◆ Job: Count every line of these entries that holds the word "what", and reply with the number only.

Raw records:
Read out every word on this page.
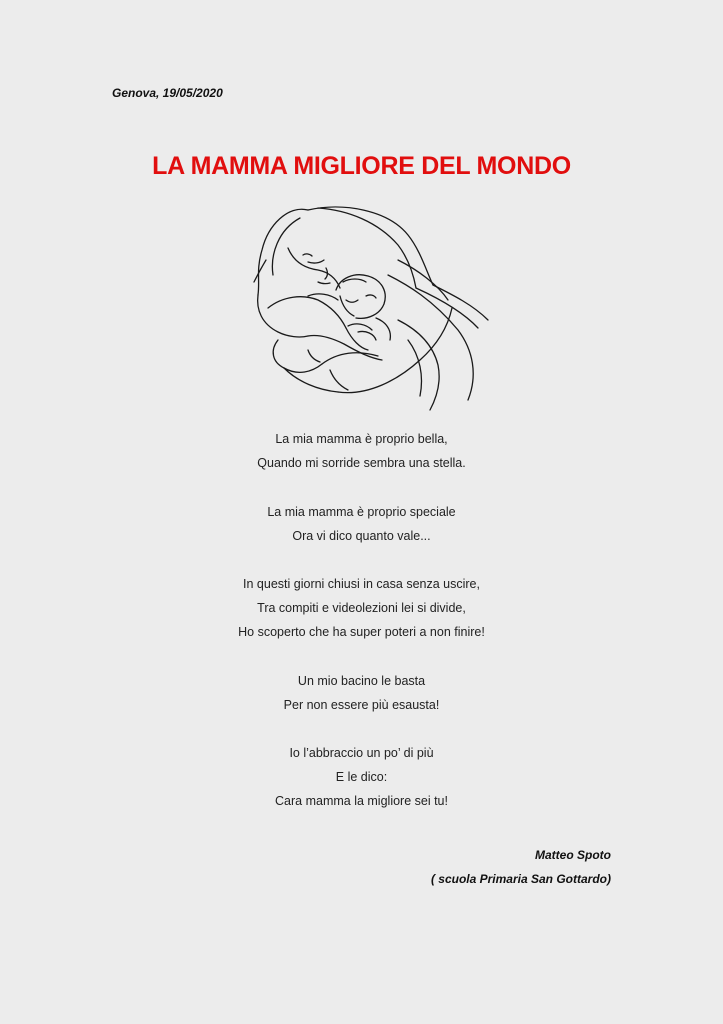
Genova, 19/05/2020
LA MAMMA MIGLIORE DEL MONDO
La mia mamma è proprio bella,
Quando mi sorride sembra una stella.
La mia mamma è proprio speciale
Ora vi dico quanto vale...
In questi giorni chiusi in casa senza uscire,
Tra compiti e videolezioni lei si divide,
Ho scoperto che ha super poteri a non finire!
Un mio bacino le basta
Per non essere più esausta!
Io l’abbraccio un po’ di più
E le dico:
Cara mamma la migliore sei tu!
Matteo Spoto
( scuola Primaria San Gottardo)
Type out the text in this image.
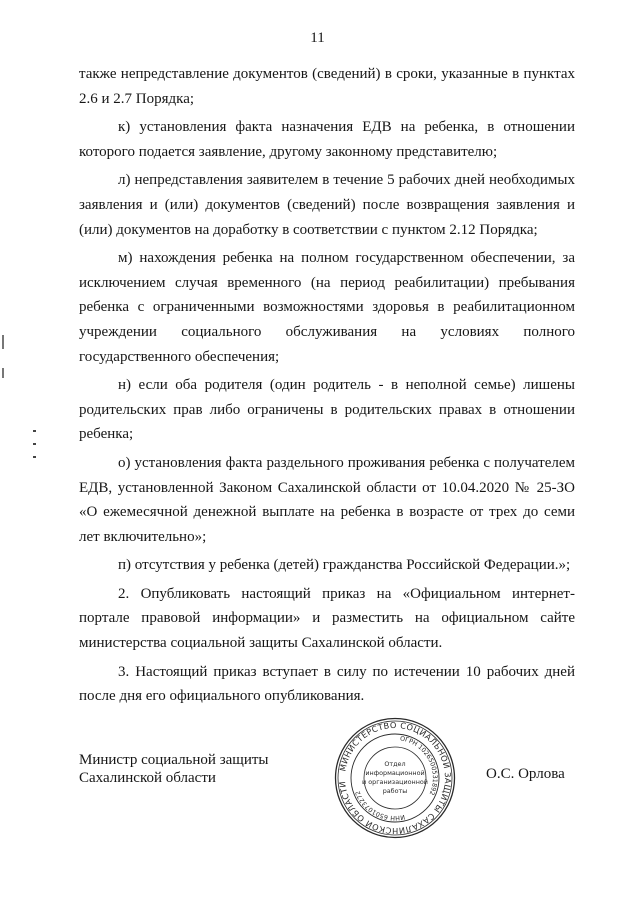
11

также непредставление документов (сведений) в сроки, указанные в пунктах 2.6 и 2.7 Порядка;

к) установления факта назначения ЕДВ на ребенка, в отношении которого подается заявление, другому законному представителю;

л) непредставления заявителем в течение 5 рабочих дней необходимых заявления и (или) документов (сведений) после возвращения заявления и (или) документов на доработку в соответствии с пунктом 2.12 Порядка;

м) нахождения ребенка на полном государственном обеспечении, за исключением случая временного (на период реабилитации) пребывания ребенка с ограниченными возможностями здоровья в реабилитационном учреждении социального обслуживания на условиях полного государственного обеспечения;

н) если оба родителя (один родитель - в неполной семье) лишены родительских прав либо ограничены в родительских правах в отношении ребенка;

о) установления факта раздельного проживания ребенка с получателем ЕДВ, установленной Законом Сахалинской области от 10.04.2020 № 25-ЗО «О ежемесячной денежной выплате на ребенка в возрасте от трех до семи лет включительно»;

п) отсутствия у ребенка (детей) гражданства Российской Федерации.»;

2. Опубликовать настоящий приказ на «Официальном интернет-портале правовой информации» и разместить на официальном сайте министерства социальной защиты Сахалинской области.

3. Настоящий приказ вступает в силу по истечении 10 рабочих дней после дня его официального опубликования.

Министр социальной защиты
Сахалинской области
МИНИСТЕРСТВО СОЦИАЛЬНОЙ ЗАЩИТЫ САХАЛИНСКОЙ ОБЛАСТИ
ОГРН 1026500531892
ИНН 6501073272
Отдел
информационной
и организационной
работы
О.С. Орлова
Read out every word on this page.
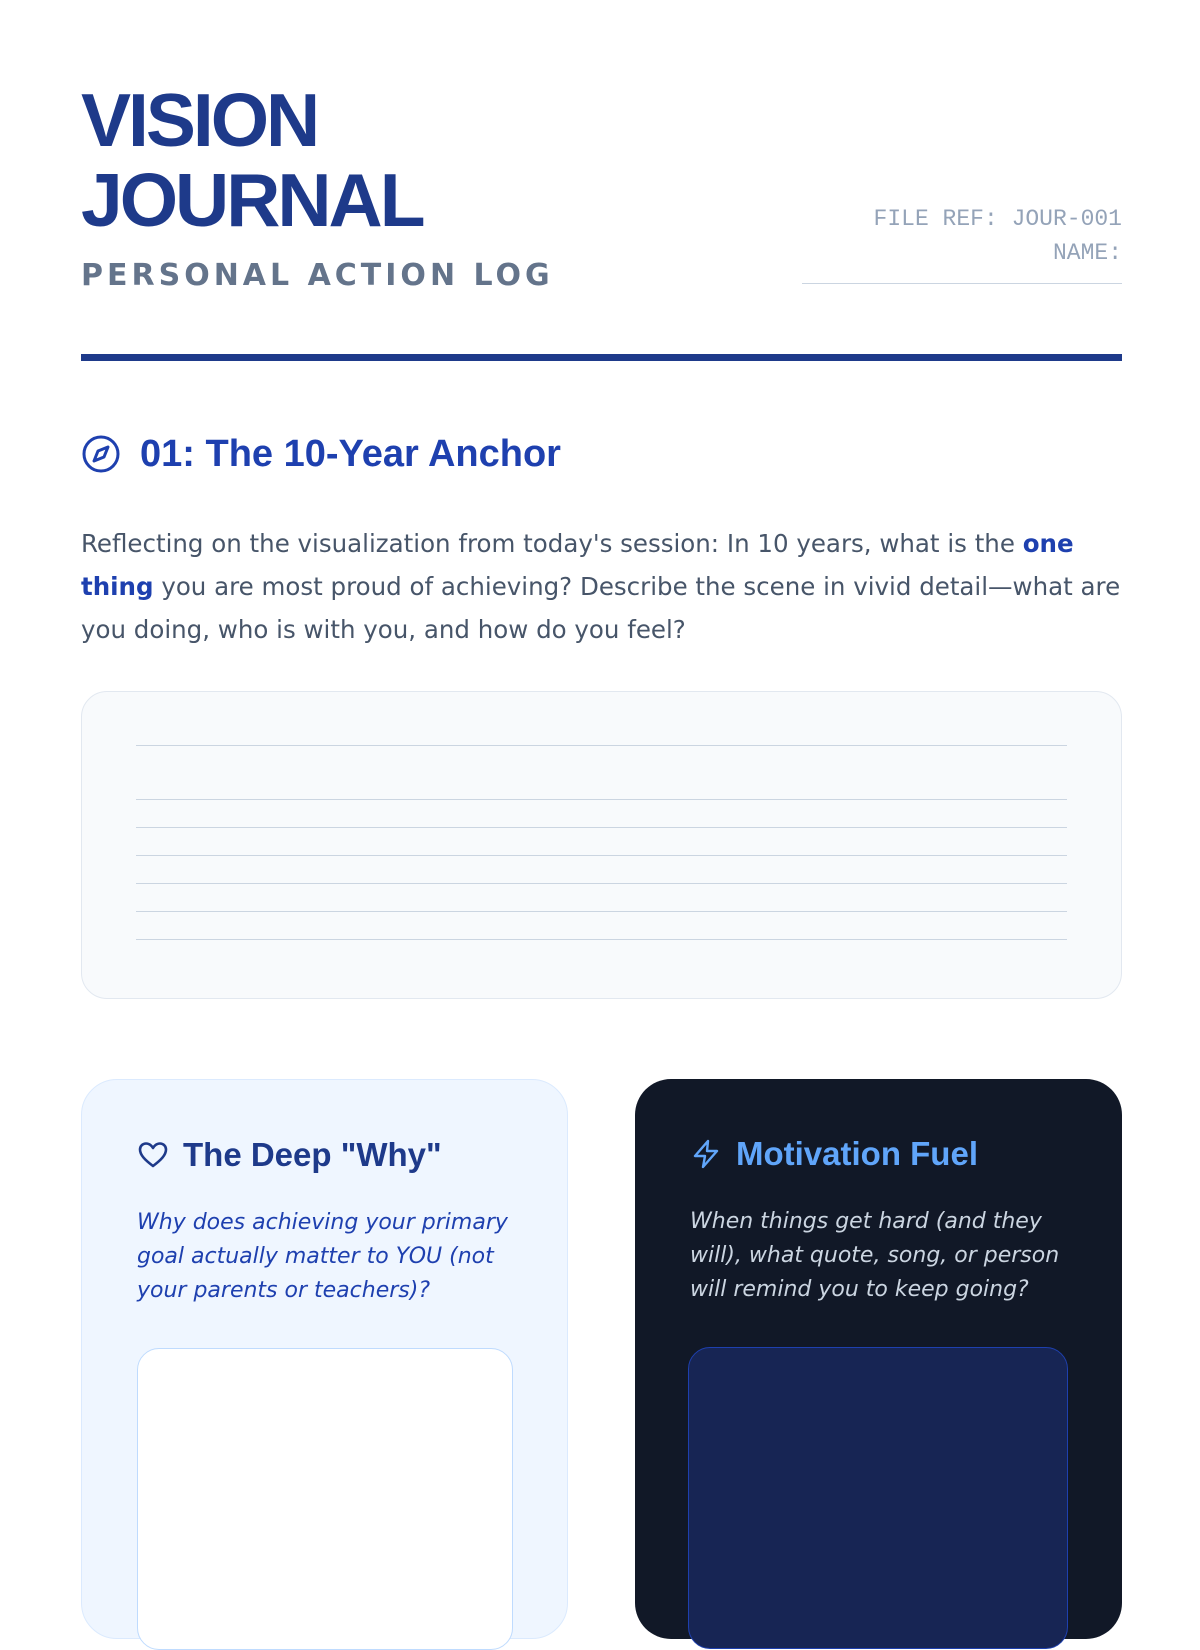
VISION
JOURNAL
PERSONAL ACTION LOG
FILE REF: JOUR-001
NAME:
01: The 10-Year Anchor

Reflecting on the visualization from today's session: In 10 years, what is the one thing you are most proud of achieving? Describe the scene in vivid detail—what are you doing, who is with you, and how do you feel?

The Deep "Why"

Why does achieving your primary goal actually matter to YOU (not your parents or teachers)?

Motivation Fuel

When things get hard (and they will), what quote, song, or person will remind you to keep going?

◆ Exercise response: 2